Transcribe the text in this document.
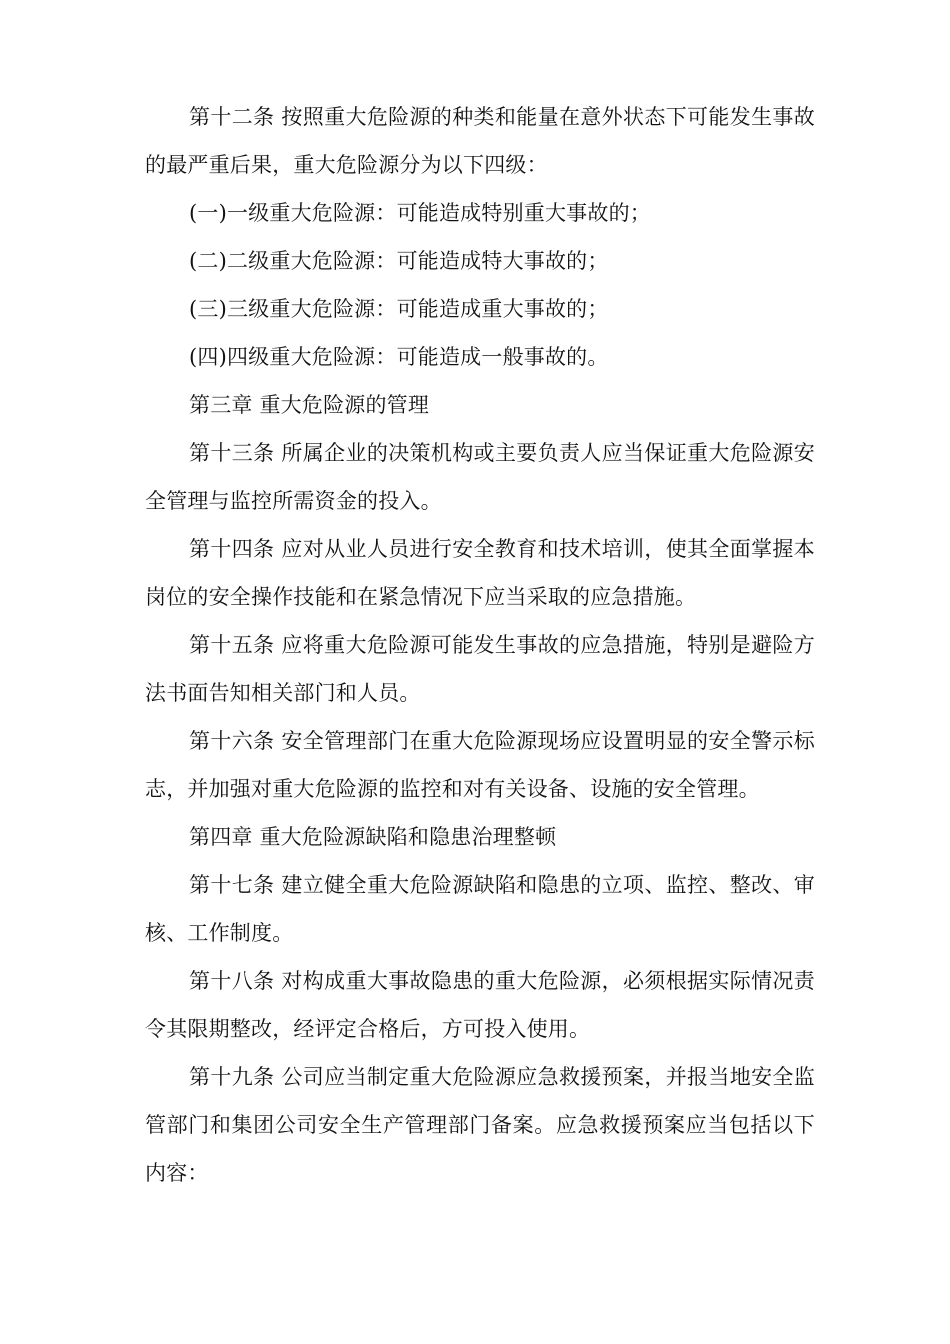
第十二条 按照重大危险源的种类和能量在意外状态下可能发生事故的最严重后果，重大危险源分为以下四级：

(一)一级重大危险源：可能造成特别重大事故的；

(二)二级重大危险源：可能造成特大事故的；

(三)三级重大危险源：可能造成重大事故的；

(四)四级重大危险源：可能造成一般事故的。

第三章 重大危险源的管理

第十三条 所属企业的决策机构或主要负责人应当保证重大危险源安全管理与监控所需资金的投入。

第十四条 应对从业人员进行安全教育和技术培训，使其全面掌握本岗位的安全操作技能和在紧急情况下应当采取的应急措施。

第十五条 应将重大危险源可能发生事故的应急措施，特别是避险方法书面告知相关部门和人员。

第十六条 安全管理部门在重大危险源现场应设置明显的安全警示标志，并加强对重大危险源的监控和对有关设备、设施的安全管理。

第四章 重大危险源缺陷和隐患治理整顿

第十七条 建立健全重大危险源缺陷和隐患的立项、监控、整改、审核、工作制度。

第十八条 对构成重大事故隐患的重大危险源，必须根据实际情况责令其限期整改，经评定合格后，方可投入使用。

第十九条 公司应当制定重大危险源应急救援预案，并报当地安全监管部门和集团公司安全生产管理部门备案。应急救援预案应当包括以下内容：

● ● ● ● ● ● ●

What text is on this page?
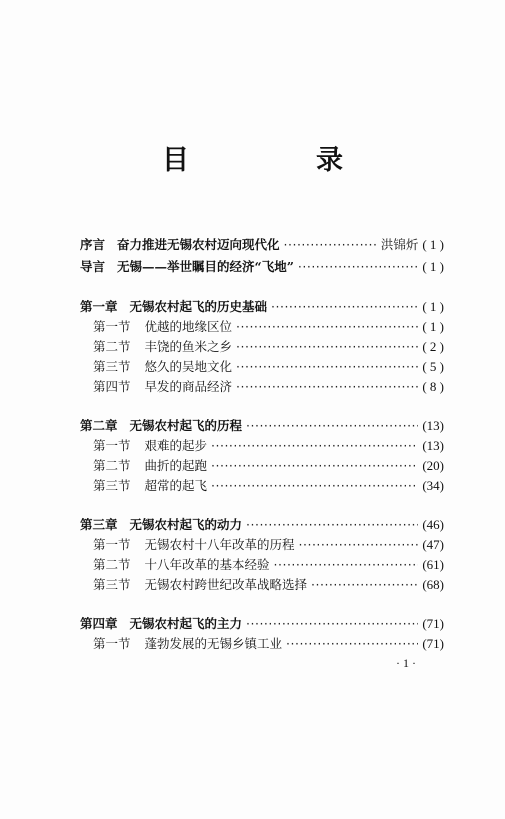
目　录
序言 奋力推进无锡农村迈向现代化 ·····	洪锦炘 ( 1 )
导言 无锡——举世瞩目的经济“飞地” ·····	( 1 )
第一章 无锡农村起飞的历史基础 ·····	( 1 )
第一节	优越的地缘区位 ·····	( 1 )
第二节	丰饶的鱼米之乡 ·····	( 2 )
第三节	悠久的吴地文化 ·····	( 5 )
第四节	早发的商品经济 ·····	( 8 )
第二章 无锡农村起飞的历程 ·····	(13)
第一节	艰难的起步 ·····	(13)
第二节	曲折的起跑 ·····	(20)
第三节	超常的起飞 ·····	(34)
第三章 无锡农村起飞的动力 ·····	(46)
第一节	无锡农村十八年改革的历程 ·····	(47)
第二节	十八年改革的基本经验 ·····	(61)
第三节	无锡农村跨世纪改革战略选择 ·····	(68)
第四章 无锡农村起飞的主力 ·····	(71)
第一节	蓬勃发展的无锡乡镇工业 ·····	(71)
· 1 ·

● ● ● ● ● ● ●

◆ EXERCISE: Search the records above for the string "this". Copy every line that contains it.

◆ OUTPUT:
Transcribe the text in this document.
What text is on this page?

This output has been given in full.